Input for this task:
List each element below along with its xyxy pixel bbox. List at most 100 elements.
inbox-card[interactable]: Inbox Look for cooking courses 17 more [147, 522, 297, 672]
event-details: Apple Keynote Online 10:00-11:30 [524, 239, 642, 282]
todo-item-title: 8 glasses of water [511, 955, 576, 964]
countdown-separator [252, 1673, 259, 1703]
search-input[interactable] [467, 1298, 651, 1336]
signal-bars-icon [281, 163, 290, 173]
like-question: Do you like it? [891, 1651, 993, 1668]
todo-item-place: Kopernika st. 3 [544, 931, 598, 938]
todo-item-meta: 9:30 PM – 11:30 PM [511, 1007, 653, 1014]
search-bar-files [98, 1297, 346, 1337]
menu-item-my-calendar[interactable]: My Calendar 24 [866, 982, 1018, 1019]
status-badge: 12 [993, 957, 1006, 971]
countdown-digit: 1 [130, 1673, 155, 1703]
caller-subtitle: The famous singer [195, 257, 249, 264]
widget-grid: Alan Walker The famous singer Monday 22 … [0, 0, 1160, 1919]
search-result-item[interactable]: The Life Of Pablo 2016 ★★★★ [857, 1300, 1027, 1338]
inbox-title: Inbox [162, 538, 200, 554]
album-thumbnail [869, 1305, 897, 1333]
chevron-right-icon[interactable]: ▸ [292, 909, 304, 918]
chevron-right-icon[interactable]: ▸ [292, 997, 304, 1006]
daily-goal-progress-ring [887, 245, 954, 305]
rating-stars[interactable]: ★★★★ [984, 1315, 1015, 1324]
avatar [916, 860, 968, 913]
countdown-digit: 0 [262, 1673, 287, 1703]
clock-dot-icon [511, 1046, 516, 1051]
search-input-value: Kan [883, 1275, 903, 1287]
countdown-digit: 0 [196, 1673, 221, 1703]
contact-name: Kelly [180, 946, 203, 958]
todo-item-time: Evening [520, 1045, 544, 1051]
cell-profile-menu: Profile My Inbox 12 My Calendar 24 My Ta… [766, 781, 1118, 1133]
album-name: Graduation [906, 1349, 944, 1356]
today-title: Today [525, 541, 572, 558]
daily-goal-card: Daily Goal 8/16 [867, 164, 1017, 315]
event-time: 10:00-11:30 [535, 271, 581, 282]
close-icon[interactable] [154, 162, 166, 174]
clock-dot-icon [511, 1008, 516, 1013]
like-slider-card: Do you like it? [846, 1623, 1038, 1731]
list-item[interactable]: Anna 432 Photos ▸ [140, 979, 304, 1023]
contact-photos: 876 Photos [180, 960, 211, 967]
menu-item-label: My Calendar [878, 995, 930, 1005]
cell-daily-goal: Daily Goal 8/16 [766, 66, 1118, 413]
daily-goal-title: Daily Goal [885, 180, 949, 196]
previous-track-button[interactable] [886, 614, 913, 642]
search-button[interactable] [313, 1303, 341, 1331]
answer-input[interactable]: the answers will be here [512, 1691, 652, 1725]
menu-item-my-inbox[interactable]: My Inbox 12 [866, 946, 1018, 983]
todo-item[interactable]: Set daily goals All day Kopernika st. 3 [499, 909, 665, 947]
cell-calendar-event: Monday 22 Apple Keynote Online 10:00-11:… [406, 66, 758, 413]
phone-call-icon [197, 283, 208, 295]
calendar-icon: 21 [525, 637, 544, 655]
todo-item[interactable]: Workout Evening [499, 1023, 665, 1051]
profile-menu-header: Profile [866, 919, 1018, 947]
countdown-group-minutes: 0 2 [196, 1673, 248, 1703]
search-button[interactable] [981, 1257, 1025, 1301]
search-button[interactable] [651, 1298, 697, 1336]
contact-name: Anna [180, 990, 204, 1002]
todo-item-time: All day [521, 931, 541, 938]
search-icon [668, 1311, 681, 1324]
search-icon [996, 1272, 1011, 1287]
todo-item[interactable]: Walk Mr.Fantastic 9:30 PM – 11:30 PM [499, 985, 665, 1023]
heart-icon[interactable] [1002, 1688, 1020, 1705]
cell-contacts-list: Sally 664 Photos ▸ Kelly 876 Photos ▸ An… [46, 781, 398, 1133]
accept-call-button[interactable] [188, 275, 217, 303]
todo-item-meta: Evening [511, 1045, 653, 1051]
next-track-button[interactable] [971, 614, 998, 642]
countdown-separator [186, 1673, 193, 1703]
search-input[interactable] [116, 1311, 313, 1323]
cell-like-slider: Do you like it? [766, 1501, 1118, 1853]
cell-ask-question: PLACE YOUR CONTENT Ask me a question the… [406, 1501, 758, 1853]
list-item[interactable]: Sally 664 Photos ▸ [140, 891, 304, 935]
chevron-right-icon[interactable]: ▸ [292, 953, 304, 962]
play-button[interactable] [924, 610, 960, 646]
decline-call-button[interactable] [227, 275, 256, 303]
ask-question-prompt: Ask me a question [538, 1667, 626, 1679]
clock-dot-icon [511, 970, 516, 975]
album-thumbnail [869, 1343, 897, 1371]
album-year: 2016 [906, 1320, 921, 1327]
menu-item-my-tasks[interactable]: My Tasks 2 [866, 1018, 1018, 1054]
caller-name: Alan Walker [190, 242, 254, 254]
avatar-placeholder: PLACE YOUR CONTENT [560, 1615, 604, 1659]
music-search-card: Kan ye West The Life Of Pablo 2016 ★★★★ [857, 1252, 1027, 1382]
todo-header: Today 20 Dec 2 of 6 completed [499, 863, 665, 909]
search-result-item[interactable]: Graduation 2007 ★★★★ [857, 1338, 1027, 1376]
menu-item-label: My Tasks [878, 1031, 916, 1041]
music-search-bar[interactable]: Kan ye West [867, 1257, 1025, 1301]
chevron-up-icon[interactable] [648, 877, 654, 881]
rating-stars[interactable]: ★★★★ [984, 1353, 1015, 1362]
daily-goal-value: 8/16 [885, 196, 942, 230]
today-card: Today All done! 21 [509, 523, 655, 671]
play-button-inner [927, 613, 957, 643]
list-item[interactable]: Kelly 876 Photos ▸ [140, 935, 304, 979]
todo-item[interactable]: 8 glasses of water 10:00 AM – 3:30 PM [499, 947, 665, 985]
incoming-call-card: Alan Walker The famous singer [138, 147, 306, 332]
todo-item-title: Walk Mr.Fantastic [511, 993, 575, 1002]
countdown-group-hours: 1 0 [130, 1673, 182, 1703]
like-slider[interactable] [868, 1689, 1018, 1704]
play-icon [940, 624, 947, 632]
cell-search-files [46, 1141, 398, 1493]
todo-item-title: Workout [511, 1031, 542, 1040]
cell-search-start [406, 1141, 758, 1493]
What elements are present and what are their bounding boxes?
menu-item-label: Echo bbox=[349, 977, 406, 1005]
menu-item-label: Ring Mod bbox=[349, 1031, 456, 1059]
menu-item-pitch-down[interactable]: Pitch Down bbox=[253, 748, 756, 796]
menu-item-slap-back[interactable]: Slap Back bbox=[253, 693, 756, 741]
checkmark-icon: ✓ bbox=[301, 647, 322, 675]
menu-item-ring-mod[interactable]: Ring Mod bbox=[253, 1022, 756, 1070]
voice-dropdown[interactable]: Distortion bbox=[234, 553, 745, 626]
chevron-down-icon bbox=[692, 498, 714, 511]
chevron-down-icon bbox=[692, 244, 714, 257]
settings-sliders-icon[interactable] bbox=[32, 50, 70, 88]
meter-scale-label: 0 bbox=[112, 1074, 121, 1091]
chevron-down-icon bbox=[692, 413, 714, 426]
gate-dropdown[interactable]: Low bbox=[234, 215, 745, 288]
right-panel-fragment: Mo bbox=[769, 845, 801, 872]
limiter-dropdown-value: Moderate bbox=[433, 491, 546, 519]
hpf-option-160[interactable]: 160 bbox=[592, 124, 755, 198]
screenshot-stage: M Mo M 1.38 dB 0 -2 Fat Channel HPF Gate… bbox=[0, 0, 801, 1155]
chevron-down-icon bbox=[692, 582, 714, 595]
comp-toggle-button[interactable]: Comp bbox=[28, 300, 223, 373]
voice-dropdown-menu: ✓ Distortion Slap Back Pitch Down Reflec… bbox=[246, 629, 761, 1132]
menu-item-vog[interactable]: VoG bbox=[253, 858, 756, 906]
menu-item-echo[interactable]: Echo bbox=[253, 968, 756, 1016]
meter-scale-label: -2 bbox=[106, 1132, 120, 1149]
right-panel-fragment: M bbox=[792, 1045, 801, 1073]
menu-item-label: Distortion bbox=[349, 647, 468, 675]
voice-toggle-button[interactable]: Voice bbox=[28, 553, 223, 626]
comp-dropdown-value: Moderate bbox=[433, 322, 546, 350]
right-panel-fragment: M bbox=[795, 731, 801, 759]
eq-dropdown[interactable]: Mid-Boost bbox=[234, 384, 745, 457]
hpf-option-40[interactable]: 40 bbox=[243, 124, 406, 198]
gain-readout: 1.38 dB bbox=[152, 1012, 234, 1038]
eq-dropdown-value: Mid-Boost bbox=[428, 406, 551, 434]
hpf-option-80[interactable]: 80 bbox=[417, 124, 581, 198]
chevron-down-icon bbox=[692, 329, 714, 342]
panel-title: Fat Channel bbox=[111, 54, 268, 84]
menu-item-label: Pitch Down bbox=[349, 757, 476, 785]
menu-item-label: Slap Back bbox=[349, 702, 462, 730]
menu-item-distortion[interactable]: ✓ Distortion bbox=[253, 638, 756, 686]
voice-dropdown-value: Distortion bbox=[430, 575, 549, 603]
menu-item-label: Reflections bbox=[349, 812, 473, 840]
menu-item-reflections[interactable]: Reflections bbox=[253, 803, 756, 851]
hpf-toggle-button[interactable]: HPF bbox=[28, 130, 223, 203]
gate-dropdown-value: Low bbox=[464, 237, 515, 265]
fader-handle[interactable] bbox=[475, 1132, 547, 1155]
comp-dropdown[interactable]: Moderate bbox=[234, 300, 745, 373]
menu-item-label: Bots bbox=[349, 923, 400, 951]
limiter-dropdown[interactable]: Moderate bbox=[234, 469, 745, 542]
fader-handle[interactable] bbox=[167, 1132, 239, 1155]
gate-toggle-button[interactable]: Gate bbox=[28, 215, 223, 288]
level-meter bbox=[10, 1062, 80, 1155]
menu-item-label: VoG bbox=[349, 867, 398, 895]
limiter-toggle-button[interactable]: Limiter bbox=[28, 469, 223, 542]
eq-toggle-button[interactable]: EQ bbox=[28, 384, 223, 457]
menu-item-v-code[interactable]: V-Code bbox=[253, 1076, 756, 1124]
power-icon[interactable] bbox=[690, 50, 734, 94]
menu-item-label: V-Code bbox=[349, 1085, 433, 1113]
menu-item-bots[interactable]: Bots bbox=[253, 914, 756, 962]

Task statement:
Please reproduce the entries above verbatim, everything from the very start down to the line containing "todo-item-title: 8 glasses", with both ends included.

Task output:
List each element below along with its xyxy pixel bbox. List at most 100 elements.
inbox-card[interactable]: Inbox Look for cooking courses 17 more [147, 522, 297, 672]
event-details: Apple Keynote Online 10:00-11:30 [524, 239, 642, 282]
todo-item-title: 8 glasses of water [511, 955, 576, 964]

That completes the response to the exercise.